# Metin:

- - -

Telefonunda bu mesaj bulundu: ABD'den haber; Erdoğan'a darbe yapılacak

Fetullahçı Terör Örgütü'nün (FETÖ) darbe girişiminde bulunduğu 15 Temmuz'da görev yerine gitmedikleri ve halkın direncini kırdıkları iddia edilen 29 polisin yargıladığı davanın görülmesine devam ediliyor.

İstanbul 22. Ağır Ceza Mahkemesince Silivri Kapalı Ceza İnfaz Kurumunun karşısında bulunan mahkeme salonunda görülmesine dün başlanan davanın ikinci günündeki duruşmaya, Cumhurbaşkanı Recep Tayyip Erdoğan'ı korumak üzere Tarabya'daki Huber Köşkü'ne gitmeleri yönündeki talimata uymayan polislerin de aralarında olduğu 24'ü tutuklu, 26 sanık ile avukatları katıldı.

Tutuklu sanıklardan, suçlamaları kabul etmeyen Adil Tiftik savunmasında, Sarıyer Koruma Büro Amirliğinde görev yaptığını, 15 Temmuz günü sabah çalıştığını, mesaisinin ardından eve gittiğini belirterek akşam saat 21.00 civarında televizyonda bir hareketlilik olduğunu gördüğünü anlattı.

- - -

# Gösterilen Malzeme:
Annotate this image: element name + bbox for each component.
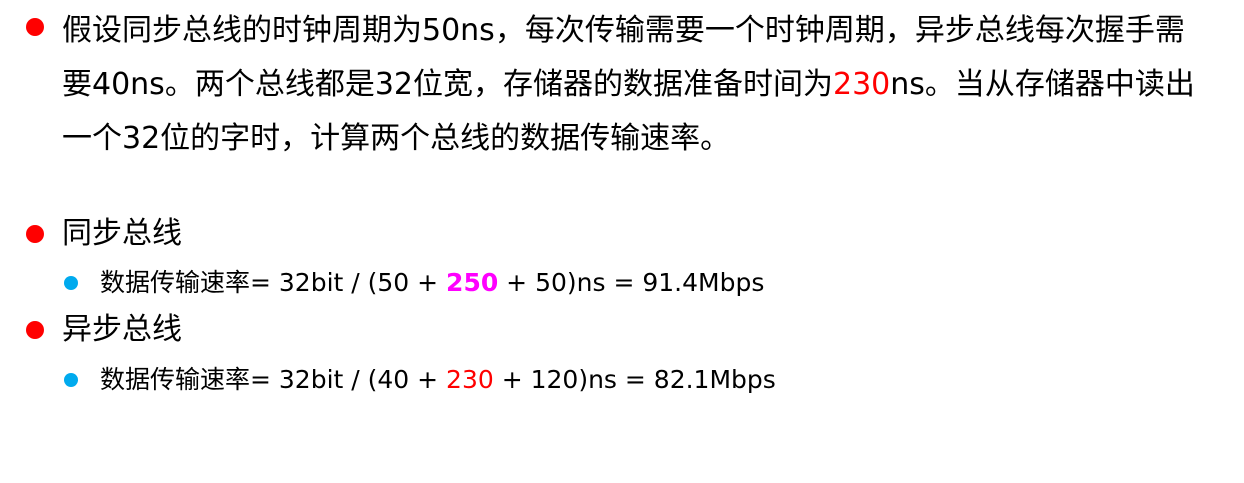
sync-formula: 数据传输速率= 32bit / (50 + 250 + 50)ns = 91.4… (100, 266, 764, 300)
problem-bullet-icon (26, 18, 44, 36)
async-formula-prefix: 数据传输速率= 32bit / (40 + (100, 365, 447, 394)
async-formula-bullet-icon (64, 373, 78, 387)
sync-heading: 同步总线 (62, 216, 182, 251)
sync-formula-suffix: + 50)ns = 91.4Mbps (498, 268, 765, 297)
async-bullet-icon (26, 321, 44, 339)
async-heading: 异步总线 (62, 312, 182, 347)
sync-bullet-icon (26, 225, 44, 243)
sync-formula-prefix: 数据传输速率= 32bit / (50 + (100, 268, 447, 297)
async-formula: 数据传输速率= 32bit / (40 + 230 + 120)ns = 82.… (100, 363, 776, 397)
async-formula-highlight: 230 (446, 365, 494, 394)
sync-formula-bullet-icon (64, 276, 78, 290)
sync-formula-highlight: 250 (446, 268, 499, 297)
slide: 假设同步总线的时钟周期为50ns，每次传输需要一个时钟周期，异步总线每次握手需要… (0, 0, 1244, 483)
async-formula-suffix: + 120)ns = 82.1Mbps (493, 365, 776, 394)
problem-highlight-230: 230 (833, 67, 891, 102)
problem-statement: 假设同步总线的时钟周期为50ns，每次传输需要一个时钟周期，异步总线每次握手需要… (62, 4, 1212, 166)
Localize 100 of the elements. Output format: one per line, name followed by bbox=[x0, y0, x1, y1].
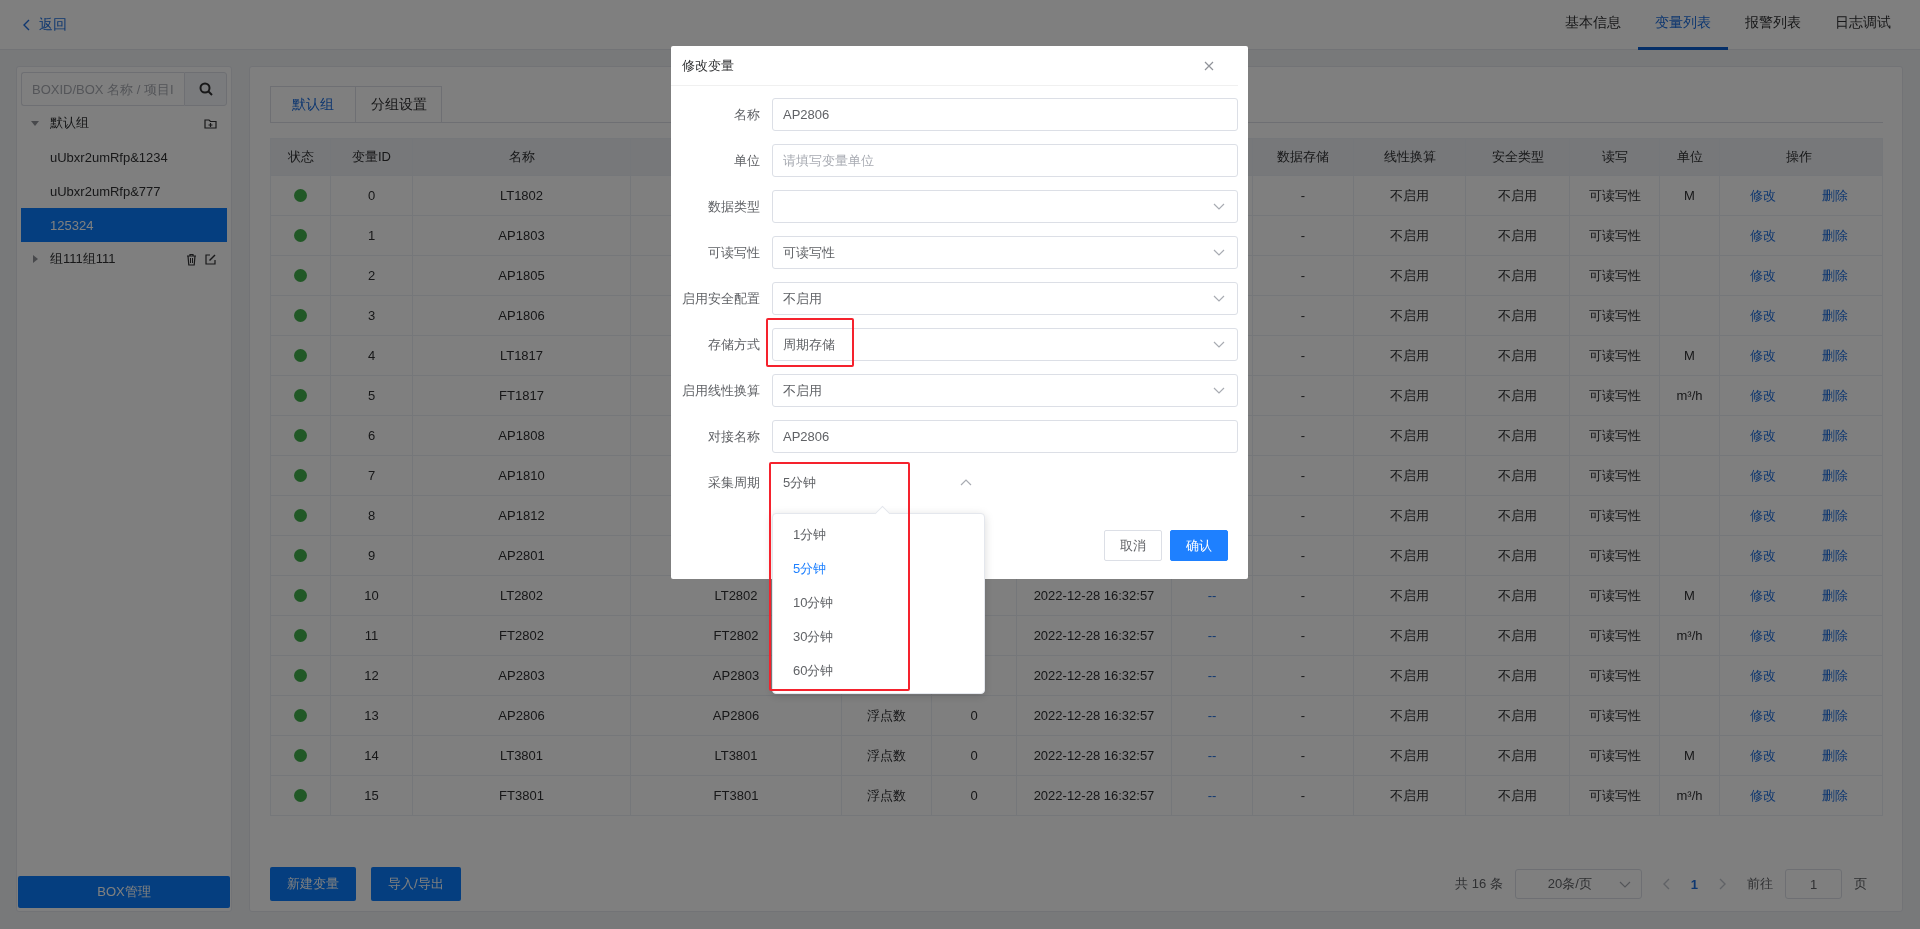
table-cell: 2022-12-28 16:32:57 bbox=[1033, 748, 1155, 763]
edit-link[interactable]: 修改 bbox=[1750, 386, 1776, 405]
tree-item[interactable]: 组111组111 bbox=[21, 242, 227, 276]
delete-link[interactable]: 删除 bbox=[1822, 346, 1848, 365]
column-header: 线性换算 bbox=[1354, 139, 1466, 175]
field-label: 启用安全配置 bbox=[681, 289, 761, 308]
dropdown-option[interactable]: 10分钟 bbox=[773, 586, 984, 620]
delete-link[interactable]: 删除 bbox=[1822, 266, 1848, 285]
dropdown-option[interactable]: 5分钟 bbox=[773, 552, 984, 586]
select-field[interactable]: 不启用 bbox=[772, 282, 1238, 315]
table-cell: 2022-12-28 16:32:57 bbox=[1033, 588, 1155, 603]
table-cell: 可读写性 bbox=[1588, 586, 1641, 605]
cell-link[interactable]: -- bbox=[1207, 628, 1217, 643]
table-cell: FT3801 bbox=[713, 788, 759, 803]
page-size-select[interactable]: 20条/页 bbox=[1514, 869, 1642, 899]
page-number[interactable]: 1 bbox=[1690, 876, 1698, 892]
delete-link[interactable]: 删除 bbox=[1822, 786, 1848, 805]
dropdown-option[interactable]: 30分钟 bbox=[773, 620, 984, 654]
cell-link[interactable]: -- bbox=[1207, 668, 1217, 683]
tab[interactable]: 默认组 bbox=[270, 86, 356, 122]
text-field[interactable]: 请填写变量单位 bbox=[772, 144, 1238, 177]
tab[interactable]: 日志调试 bbox=[1818, 0, 1908, 50]
search-button[interactable] bbox=[184, 72, 227, 106]
edit-link[interactable]: 修改 bbox=[1750, 186, 1776, 205]
delete-link[interactable]: 删除 bbox=[1822, 666, 1848, 685]
dropdown-option[interactable]: 60分钟 bbox=[773, 654, 984, 688]
table-cell: 浮点数 bbox=[867, 706, 906, 725]
field-label: 可读写性 bbox=[707, 243, 761, 262]
cell-link[interactable]: -- bbox=[1207, 588, 1217, 603]
table-cell: 8 bbox=[367, 508, 376, 523]
table-cell: 不启用 bbox=[1390, 546, 1429, 565]
delete-link[interactable]: 删除 bbox=[1822, 506, 1848, 525]
table-cell: 15 bbox=[364, 788, 379, 803]
edit-link[interactable]: 修改 bbox=[1750, 786, 1776, 805]
edit-link[interactable]: 修改 bbox=[1750, 706, 1776, 725]
table-cell: - bbox=[1300, 548, 1306, 563]
status-dot bbox=[294, 429, 307, 442]
select-field[interactable]: 不启用 bbox=[772, 374, 1238, 407]
table-cell: AP2801 bbox=[498, 548, 545, 563]
edit-link[interactable]: 修改 bbox=[1750, 586, 1776, 605]
column-header: 单位 bbox=[1660, 139, 1720, 175]
edit-link[interactable]: 修改 bbox=[1750, 746, 1776, 765]
table-cell: LT2802 bbox=[499, 588, 544, 603]
delete-link[interactable]: 删除 bbox=[1822, 586, 1848, 605]
confirm-button[interactable]: 确认 bbox=[1170, 530, 1228, 561]
select-field[interactable]: 周期存储 bbox=[772, 328, 1238, 361]
chevron-up-icon bbox=[960, 478, 972, 487]
edit-link[interactable]: 修改 bbox=[1750, 466, 1776, 485]
tab[interactable]: 变量列表 bbox=[1638, 0, 1728, 50]
table-cell: 10 bbox=[364, 588, 379, 603]
delete-link[interactable]: 删除 bbox=[1822, 386, 1848, 405]
delete-link[interactable]: 删除 bbox=[1822, 626, 1848, 645]
cell-link[interactable]: -- bbox=[1207, 748, 1217, 763]
table-cell: 0 bbox=[367, 188, 376, 203]
footer-button[interactable]: 导入/导出 bbox=[371, 867, 461, 901]
delete-link[interactable]: 删除 bbox=[1822, 546, 1848, 565]
cancel-button[interactable]: 取消 bbox=[1104, 530, 1162, 561]
box-manage-button[interactable]: BOX管理 bbox=[18, 876, 230, 908]
tab[interactable]: 基本信息 bbox=[1548, 0, 1638, 50]
chevron-down-icon bbox=[1213, 386, 1225, 395]
field-label: 启用线性换算 bbox=[681, 381, 761, 400]
edit-link[interactable]: 修改 bbox=[1750, 666, 1776, 685]
cell-link[interactable]: -- bbox=[1207, 788, 1217, 803]
back-link[interactable]: 返回 bbox=[22, 15, 67, 34]
tree-item[interactable]: 125324 bbox=[21, 208, 227, 242]
tab[interactable]: 报警列表 bbox=[1728, 0, 1818, 50]
edit-link[interactable]: 修改 bbox=[1750, 226, 1776, 245]
edit-link[interactable]: 修改 bbox=[1750, 266, 1776, 285]
tree-item[interactable]: uUbxr2umRfp&1234 bbox=[21, 140, 227, 174]
delete-link[interactable]: 删除 bbox=[1822, 746, 1848, 765]
dropdown-option[interactable]: 1分钟 bbox=[773, 518, 984, 552]
text-field[interactable]: AP2806 bbox=[772, 420, 1238, 453]
status-dot bbox=[294, 389, 307, 402]
chevron-left-icon bbox=[22, 18, 31, 31]
footer-button[interactable]: 新建变量 bbox=[270, 867, 356, 901]
table-cell: 4 bbox=[367, 348, 376, 363]
edit-link[interactable]: 修改 bbox=[1750, 546, 1776, 565]
tree-item[interactable]: 默认组 bbox=[21, 106, 227, 140]
delete-link[interactable]: 删除 bbox=[1822, 306, 1848, 325]
page-input[interactable]: 1 bbox=[1785, 869, 1842, 899]
table-cell: 不启用 bbox=[1498, 466, 1537, 485]
delete-link[interactable]: 删除 bbox=[1822, 706, 1848, 725]
folder-plus-icon bbox=[204, 116, 217, 130]
delete-link[interactable]: 删除 bbox=[1822, 186, 1848, 205]
delete-link[interactable]: 删除 bbox=[1822, 466, 1848, 485]
tree-item[interactable]: uUbxr2umRfp&777 bbox=[21, 174, 227, 208]
tab[interactable]: 分组设置 bbox=[356, 86, 442, 122]
caret-down-icon bbox=[31, 119, 39, 127]
cell-link[interactable]: -- bbox=[1207, 708, 1217, 723]
table-cell: M bbox=[1684, 188, 1695, 203]
edit-link[interactable]: 修改 bbox=[1750, 346, 1776, 365]
edit-link[interactable]: 修改 bbox=[1750, 306, 1776, 325]
edit-link[interactable]: 修改 bbox=[1750, 626, 1776, 645]
select-field[interactable]: 可读写性 bbox=[772, 236, 1238, 269]
delete-link[interactable]: 删除 bbox=[1822, 426, 1848, 445]
text-field[interactable]: AP2806 bbox=[772, 98, 1238, 131]
edit-link[interactable]: 修改 bbox=[1750, 506, 1776, 525]
delete-link[interactable]: 删除 bbox=[1822, 226, 1848, 245]
edit-link[interactable]: 修改 bbox=[1750, 426, 1776, 445]
select-field[interactable] bbox=[772, 190, 1238, 223]
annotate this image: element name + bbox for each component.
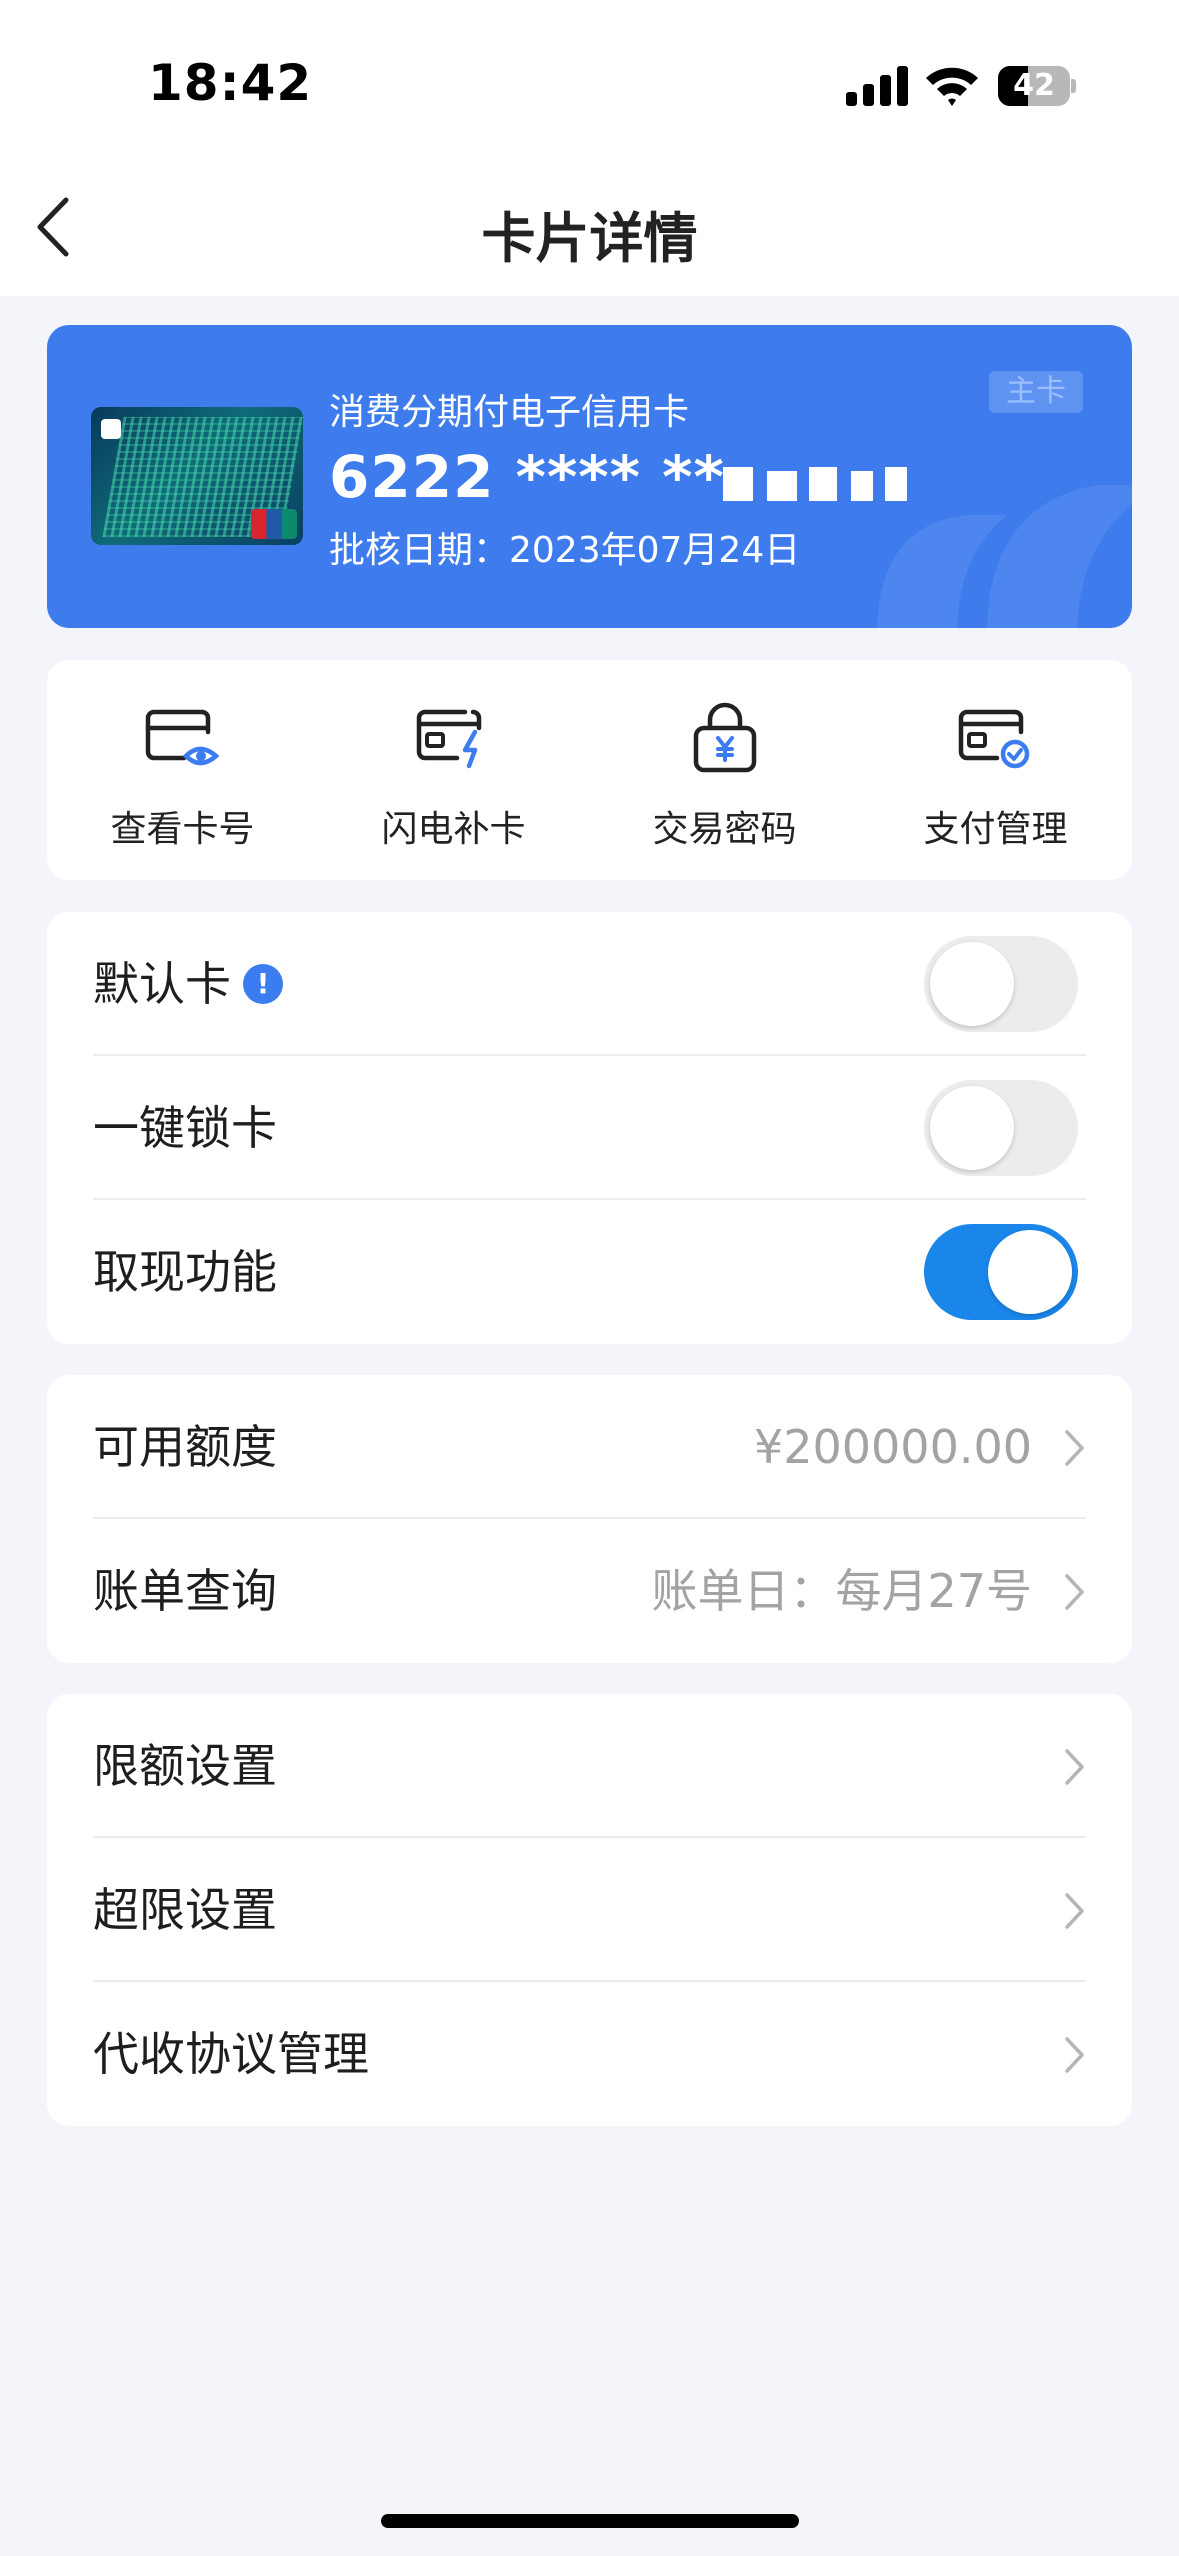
default-card-row: 默认卡 ! xyxy=(47,912,1132,1056)
page-title: 卡片详情 xyxy=(481,207,698,270)
bill-inquiry-label: 账单查询 xyxy=(93,1564,277,1618)
chevron-right-icon xyxy=(1065,1749,1084,1785)
bank-logo-icon xyxy=(101,417,171,439)
over-limit-settings-label: 超限设置 xyxy=(93,1883,277,1937)
card-check-icon xyxy=(958,709,1030,769)
account-info-group: 可用额度 ¥200000.00 账单查询 账单日：每月27号 xyxy=(47,1375,1132,1663)
action-label: 闪电补卡 xyxy=(381,809,526,850)
lock-yuan-icon xyxy=(693,702,757,773)
card-lightning-icon xyxy=(416,709,482,769)
card-banner[interactable]: 消费分期付电子信用卡 6222 **** ** 批核日期：2023年07月24日… xyxy=(47,325,1132,628)
info-icon[interactable]: ! xyxy=(243,964,283,1004)
status-time: 18:42 xyxy=(148,54,313,112)
available-credit-value: ¥200000.00 xyxy=(753,1420,1032,1474)
available-credit-row[interactable]: 可用额度 ¥200000.00 xyxy=(47,1375,1132,1519)
card-name: 消费分期付电子信用卡 xyxy=(329,392,690,433)
cash-withdrawal-toggle[interactable] xyxy=(924,1224,1078,1320)
over-limit-settings-row[interactable]: 超限设置 xyxy=(47,1838,1132,1982)
top-bar: 18:42 42 卡片详情 xyxy=(0,0,1179,296)
action-label: 交易密码 xyxy=(652,809,797,850)
quick-actions: 查看卡号 闪电补卡 交易密码 支付管理 xyxy=(47,660,1132,880)
available-credit-label: 可用额度 xyxy=(93,1420,277,1474)
cellular-signal-icon xyxy=(846,66,908,106)
collection-agreement-label: 代收协议管理 xyxy=(93,2027,369,2081)
action-label: 查看卡号 xyxy=(110,809,255,850)
lock-card-row: 一键锁卡 xyxy=(47,1056,1132,1200)
view-card-number-button[interactable]: 查看卡号 xyxy=(47,660,318,880)
card-number-redaction xyxy=(715,457,915,503)
main-card-badge: 主卡 xyxy=(989,371,1083,413)
unionpay-logo-icon xyxy=(251,509,297,539)
card-toggles-group: 默认卡 ! 一键锁卡 取现功能 xyxy=(47,912,1132,1344)
limit-settings-row[interactable]: 限额设置 xyxy=(47,1694,1132,1838)
chevron-right-icon xyxy=(1065,1893,1084,1929)
card-image xyxy=(91,407,303,545)
lock-card-label: 一键锁卡 xyxy=(93,1101,277,1155)
chevron-right-icon xyxy=(1065,1574,1084,1610)
collection-agreement-row[interactable]: 代收协议管理 xyxy=(47,1982,1132,2126)
battery-icon: 42 xyxy=(998,66,1076,106)
card-eye-icon xyxy=(145,709,220,766)
bill-inquiry-row[interactable]: 账单查询 账单日：每月27号 xyxy=(47,1519,1132,1663)
default-card-toggle[interactable] xyxy=(924,936,1078,1032)
transaction-password-button[interactable]: 交易密码 xyxy=(589,660,860,880)
card-approval-date: 批核日期：2023年07月24日 xyxy=(329,530,801,571)
chevron-right-icon xyxy=(1065,1430,1084,1466)
payment-management-button[interactable]: 支付管理 xyxy=(860,660,1131,880)
billing-day-value: 账单日：每月27号 xyxy=(651,1564,1032,1618)
home-indicator[interactable] xyxy=(381,2514,799,2528)
cash-withdrawal-row: 取现功能 xyxy=(47,1200,1132,1344)
action-label: 支付管理 xyxy=(923,809,1068,850)
wifi-icon xyxy=(926,67,978,106)
default-card-label: 默认卡 xyxy=(93,957,231,1011)
battery-level: 42 xyxy=(1013,68,1055,103)
instant-card-replacement-button[interactable]: 闪电补卡 xyxy=(318,660,589,880)
chevron-right-icon xyxy=(1065,2037,1084,2073)
lock-card-toggle[interactable] xyxy=(924,1080,1078,1176)
limit-settings-label: 限额设置 xyxy=(93,1739,277,1793)
settings-group: 限额设置 超限设置 代收协议管理 xyxy=(47,1694,1132,2126)
card-number: 6222 **** ** xyxy=(329,443,725,511)
cash-withdrawal-label: 取现功能 xyxy=(93,1245,277,1299)
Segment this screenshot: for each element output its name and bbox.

- - -

# Yönergeler:
1. Polislerin yargılandığı dava haberine göre dava hangi mahkemede görülüyor?
2. Polislerin yargılandığı dava haberini son cümlesinden sonra sürdürün.
Kayıtlar, metinden bağımsız ayrı bir malzemedir.

# Çözümler:
1. İstanbul 22. Ağır Ceza Mahkemesi'nde.

2.
Sanık Tiftik, televizyonda gördüklerine önce anlam veremediğini ifade ederek, savunmasına şöyle devam etti:

''Saat 22.00 civarında WhatsApp amirler grubumuzdan müdür yardımcımız 'Amirler beni arasın' diye mesaj attı. Aradım, 15 saniye görüştük. 'Galiba darbe oluyor, personeline sahip çık' dedi. Şok olduk, anlam veremedik. Televizyonlardan takibe başladık. Çocuğum engellidir benim, daha önce ateşi 40'a çıktığı için yoğun bakımda kaldı. Rahatsızlığı da devam ediyordu. Arayan büro amirlerine 'Duyarlı olun, çelik yeleklerinizi giyin' şeklinde talimatlar verdim. Gece boyunca tarafıma herhangi bir talimat verilmedi. Çocuğumun hastalığını bildikleri için. Sabah saat 05.00-06.00 gibi çocuğumun rahatsızlığı hafifledi. İlçe Emniyet Müdürlüğüne gittim. Arkadaşlarla 2 saat durumu değerlendirdik, o gün izinli olmama rağmen kendim gittim. Sabah 08.00'de Huber Köşkü'ne görevlendirildim. Gittim, gece geç saatlere kadar kaldım. Hiçbir yere ayrılmadım, görevimi yaptım."

''Askerler gelirse, direnmeyin, silahlarınızı teslim edin'' şeklinde bir cümle kullandığı yönündeki iddialar için ise sanık Tiftik, "İfade sahipleri bunu benden duymadı. Herkes birbirinden duymuş." diyerek, iddiaları reddetti.

Bu arada davanın görüldüğü duruşma salonun çevresinde geniş güvenlik önlemleri alındığı görüldü.

İddianameden

İstanbul Cumhuriyet Başsavcılığı Terör ve Örgütlü Suçlar Bürosu savcısı Evliya Çalışkan'ın hazırladığı 59 sayfalık iddianamede, çeşitli rütbelerde ve birimlerde görevli 29 sanık polis yer alırken, FETÖ'nün 15 Temmuz darbe girişimi anlatılıyor.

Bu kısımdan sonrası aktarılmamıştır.